Gather each line containing the string "Shaft" from these entries.
-- start Exercise materials --
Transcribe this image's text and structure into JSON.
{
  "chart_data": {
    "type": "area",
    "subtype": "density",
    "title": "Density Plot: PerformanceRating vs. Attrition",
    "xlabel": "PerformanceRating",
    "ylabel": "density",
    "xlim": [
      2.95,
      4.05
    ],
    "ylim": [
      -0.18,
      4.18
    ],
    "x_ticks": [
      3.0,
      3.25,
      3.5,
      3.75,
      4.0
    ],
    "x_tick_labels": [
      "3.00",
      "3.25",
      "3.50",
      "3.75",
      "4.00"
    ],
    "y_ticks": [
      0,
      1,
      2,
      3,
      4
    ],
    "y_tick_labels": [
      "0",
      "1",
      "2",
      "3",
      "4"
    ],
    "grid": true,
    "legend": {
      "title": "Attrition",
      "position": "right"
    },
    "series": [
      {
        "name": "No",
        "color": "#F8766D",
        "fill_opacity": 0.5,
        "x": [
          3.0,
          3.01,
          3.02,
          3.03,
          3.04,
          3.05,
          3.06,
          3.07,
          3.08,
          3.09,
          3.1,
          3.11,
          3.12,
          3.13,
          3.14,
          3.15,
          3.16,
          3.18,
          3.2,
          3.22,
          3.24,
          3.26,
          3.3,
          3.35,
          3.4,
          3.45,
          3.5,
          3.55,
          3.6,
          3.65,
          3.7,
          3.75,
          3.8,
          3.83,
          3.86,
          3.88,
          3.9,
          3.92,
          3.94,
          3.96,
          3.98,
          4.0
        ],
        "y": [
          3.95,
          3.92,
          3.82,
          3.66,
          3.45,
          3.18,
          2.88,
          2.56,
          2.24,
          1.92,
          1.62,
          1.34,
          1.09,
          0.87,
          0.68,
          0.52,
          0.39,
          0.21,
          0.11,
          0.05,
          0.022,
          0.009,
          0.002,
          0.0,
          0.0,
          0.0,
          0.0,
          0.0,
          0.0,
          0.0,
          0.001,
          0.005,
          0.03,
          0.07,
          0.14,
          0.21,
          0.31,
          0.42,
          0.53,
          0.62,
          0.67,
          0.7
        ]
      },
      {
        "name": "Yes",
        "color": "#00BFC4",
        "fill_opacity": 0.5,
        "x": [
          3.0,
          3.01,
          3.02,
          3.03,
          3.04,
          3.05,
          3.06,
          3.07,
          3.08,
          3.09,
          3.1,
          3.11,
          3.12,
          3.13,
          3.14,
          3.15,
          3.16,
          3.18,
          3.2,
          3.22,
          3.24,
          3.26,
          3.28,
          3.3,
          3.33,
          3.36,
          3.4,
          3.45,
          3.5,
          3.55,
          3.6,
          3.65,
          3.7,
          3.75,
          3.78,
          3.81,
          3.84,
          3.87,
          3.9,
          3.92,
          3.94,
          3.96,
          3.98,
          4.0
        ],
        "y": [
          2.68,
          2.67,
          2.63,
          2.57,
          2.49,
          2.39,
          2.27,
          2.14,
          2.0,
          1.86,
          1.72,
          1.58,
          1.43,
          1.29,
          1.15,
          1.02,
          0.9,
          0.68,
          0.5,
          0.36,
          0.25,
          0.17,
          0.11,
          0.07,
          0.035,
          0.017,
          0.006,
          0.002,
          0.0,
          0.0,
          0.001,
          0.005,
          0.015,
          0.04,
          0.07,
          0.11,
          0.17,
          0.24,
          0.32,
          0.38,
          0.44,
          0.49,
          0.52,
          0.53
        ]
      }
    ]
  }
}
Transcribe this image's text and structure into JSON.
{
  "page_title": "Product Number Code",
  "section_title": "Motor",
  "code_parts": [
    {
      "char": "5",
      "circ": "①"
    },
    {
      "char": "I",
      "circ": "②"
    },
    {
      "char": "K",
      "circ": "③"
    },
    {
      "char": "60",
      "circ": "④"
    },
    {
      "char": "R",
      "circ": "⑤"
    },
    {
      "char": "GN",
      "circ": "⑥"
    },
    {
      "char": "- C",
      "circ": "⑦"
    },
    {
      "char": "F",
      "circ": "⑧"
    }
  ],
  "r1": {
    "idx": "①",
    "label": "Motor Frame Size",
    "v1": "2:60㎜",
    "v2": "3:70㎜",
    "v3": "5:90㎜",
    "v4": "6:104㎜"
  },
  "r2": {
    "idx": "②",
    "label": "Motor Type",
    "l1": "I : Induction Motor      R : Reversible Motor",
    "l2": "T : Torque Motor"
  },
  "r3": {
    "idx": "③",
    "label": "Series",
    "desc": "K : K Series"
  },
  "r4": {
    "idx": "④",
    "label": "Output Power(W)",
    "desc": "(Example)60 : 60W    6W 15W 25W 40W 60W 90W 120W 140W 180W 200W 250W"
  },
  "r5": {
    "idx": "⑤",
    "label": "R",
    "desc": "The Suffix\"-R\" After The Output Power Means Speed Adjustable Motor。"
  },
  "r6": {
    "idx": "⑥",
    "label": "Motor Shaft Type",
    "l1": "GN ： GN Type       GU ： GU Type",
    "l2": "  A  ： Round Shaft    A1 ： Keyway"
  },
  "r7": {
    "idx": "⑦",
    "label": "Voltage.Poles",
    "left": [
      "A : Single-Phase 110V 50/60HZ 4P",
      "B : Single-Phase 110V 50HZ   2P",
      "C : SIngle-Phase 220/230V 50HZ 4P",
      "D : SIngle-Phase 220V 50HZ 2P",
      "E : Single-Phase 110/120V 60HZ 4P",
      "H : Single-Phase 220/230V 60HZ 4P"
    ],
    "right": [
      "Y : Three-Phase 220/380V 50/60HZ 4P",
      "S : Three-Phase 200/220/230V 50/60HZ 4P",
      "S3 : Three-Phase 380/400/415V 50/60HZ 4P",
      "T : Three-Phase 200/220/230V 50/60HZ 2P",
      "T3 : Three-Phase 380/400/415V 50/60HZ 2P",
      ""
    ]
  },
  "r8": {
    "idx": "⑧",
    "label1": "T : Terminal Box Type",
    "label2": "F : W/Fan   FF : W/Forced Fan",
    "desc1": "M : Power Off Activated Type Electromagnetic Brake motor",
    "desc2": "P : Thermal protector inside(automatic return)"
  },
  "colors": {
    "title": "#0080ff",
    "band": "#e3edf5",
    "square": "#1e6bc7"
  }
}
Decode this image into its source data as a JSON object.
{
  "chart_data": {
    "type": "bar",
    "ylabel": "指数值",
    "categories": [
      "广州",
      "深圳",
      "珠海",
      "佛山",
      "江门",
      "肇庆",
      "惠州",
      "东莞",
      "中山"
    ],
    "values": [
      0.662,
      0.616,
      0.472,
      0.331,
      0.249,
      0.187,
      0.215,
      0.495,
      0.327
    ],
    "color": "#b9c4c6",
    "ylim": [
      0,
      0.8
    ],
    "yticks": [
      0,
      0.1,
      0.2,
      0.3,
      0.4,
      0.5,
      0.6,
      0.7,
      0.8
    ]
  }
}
-- end Exercise materials --
## Output for this task
    "label": "Motor Shaft Type",
    "l2": "  A  ： Round Shaft    A1 ： Keyway"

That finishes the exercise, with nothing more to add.